Données de la tâche:

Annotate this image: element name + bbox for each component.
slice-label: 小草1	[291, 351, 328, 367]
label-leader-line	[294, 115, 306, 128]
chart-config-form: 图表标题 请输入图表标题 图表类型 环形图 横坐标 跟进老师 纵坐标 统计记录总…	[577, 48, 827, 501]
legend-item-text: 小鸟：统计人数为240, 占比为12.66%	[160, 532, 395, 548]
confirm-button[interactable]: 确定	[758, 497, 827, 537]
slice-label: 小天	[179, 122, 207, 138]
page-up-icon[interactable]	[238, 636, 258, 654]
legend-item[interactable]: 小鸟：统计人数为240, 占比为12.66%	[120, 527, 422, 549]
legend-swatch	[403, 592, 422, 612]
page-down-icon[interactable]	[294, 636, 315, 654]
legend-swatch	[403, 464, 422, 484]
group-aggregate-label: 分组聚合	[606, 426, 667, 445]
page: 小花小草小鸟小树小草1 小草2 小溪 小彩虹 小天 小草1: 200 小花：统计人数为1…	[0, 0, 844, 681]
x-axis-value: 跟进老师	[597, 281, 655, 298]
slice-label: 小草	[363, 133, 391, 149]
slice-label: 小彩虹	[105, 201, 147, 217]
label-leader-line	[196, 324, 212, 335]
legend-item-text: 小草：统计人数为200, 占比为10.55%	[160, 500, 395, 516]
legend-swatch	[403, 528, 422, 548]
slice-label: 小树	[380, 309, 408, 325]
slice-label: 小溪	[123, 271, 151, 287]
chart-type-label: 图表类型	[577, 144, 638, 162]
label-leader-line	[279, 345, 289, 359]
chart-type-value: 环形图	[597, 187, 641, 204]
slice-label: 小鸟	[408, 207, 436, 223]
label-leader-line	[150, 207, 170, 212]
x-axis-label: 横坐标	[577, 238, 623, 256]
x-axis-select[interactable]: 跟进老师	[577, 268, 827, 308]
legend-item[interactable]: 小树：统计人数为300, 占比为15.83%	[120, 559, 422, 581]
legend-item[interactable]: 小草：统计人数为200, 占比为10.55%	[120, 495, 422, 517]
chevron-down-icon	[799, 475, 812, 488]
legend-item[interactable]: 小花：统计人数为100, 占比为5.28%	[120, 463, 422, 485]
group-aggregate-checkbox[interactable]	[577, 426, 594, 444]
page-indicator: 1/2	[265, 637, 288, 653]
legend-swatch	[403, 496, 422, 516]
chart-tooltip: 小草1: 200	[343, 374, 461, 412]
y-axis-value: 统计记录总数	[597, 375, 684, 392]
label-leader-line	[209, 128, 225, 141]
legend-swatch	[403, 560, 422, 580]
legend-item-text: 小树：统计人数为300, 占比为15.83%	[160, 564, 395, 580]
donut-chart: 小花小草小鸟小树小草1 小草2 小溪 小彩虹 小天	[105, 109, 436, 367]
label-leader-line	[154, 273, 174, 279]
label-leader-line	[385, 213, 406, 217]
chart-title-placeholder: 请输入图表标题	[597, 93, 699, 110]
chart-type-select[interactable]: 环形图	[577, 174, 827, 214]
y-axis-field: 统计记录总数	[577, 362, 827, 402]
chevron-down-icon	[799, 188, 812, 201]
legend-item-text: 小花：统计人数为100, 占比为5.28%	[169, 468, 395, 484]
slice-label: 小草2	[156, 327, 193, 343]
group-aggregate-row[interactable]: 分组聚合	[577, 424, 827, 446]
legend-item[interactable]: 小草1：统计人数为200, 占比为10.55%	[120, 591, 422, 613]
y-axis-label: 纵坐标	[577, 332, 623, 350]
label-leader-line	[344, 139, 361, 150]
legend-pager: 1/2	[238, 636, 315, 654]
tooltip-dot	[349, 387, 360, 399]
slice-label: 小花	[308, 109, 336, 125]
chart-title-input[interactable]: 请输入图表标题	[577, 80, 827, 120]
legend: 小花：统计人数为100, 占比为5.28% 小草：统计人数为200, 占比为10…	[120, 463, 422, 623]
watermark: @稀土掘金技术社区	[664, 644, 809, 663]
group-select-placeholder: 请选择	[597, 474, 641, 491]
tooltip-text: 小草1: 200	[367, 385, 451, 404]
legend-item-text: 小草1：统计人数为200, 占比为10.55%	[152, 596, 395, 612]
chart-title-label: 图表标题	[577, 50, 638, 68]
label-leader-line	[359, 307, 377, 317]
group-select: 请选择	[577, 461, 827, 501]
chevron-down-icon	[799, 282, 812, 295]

==

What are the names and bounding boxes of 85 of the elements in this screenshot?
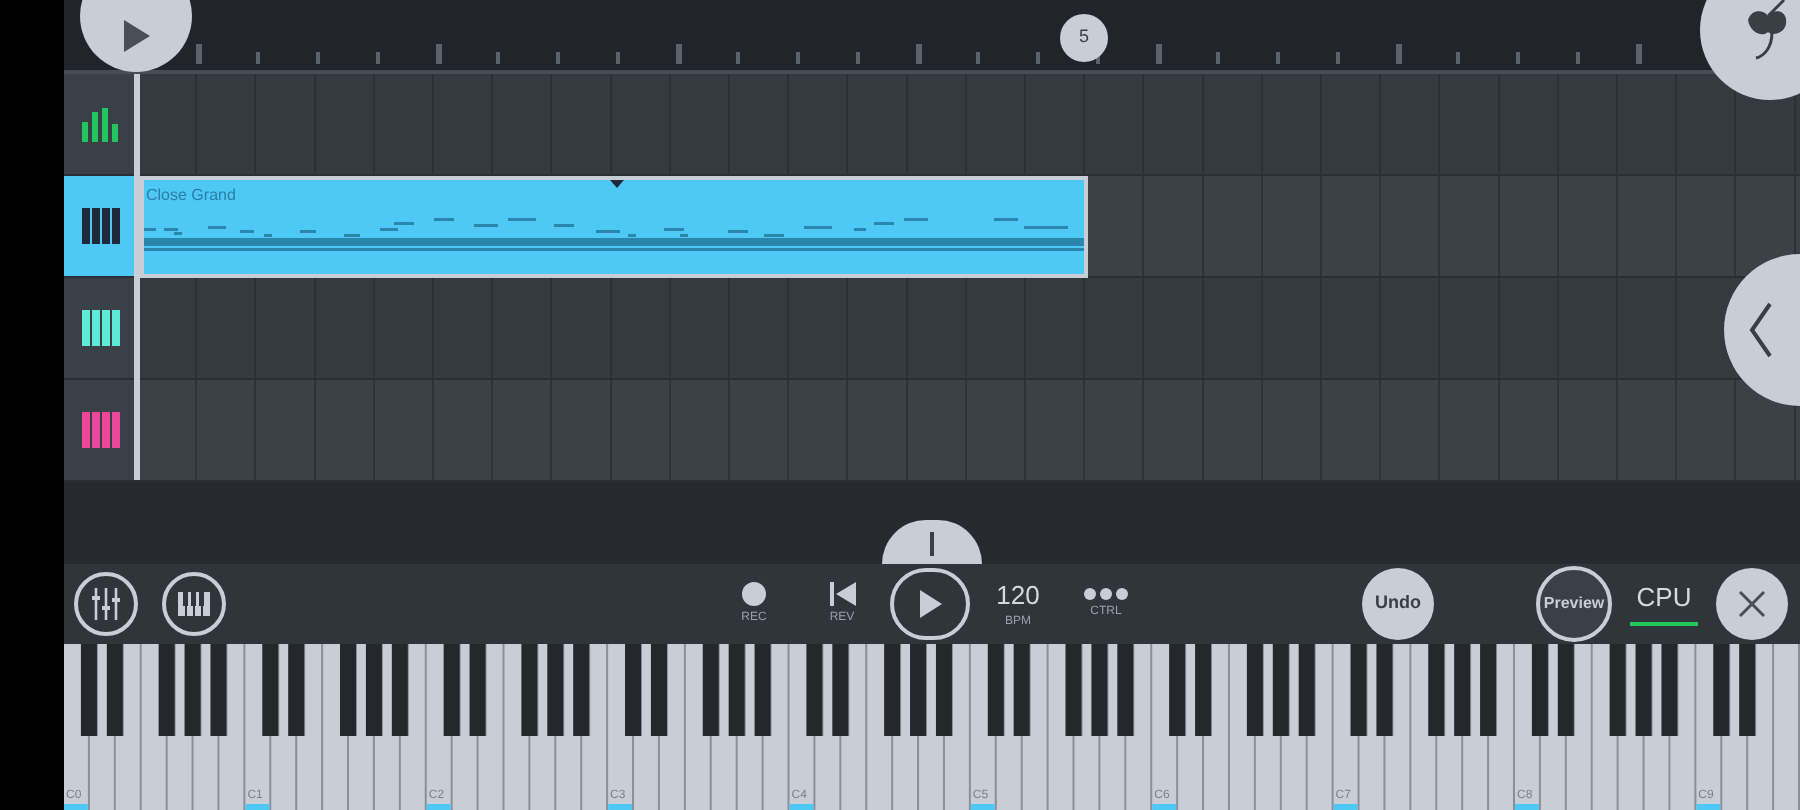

Exercice: Reproduisez à l'identique, et rien d'autre, les lignes des enregistrements allant de celle qui contient "Annotate this image: element" à celle qui contient "464, 422, 484]", ces deux lignes incluses.

Sortie complète:
Annotate this image: element name + bbox for each component.
slice-label: 小草1	[291, 351, 328, 367]
label-leader-line	[294, 115, 306, 128]
chart-config-form: 图表标题 请输入图表标题 图表类型 环形图 横坐标 跟进老师 纵坐标 统计记录总…	[577, 48, 827, 501]
legend-item-text: 小鸟：统计人数为240, 占比为12.66%	[160, 532, 395, 548]
confirm-button[interactable]: 确定	[758, 497, 827, 537]
slice-label: 小天	[179, 122, 207, 138]
page-up-icon[interactable]	[238, 636, 258, 654]
legend-item[interactable]: 小鸟：统计人数为240, 占比为12.66%	[120, 527, 422, 549]
legend-swatch	[403, 592, 422, 612]
page-down-icon[interactable]	[294, 636, 315, 654]
legend-swatch	[403, 464, 422, 484]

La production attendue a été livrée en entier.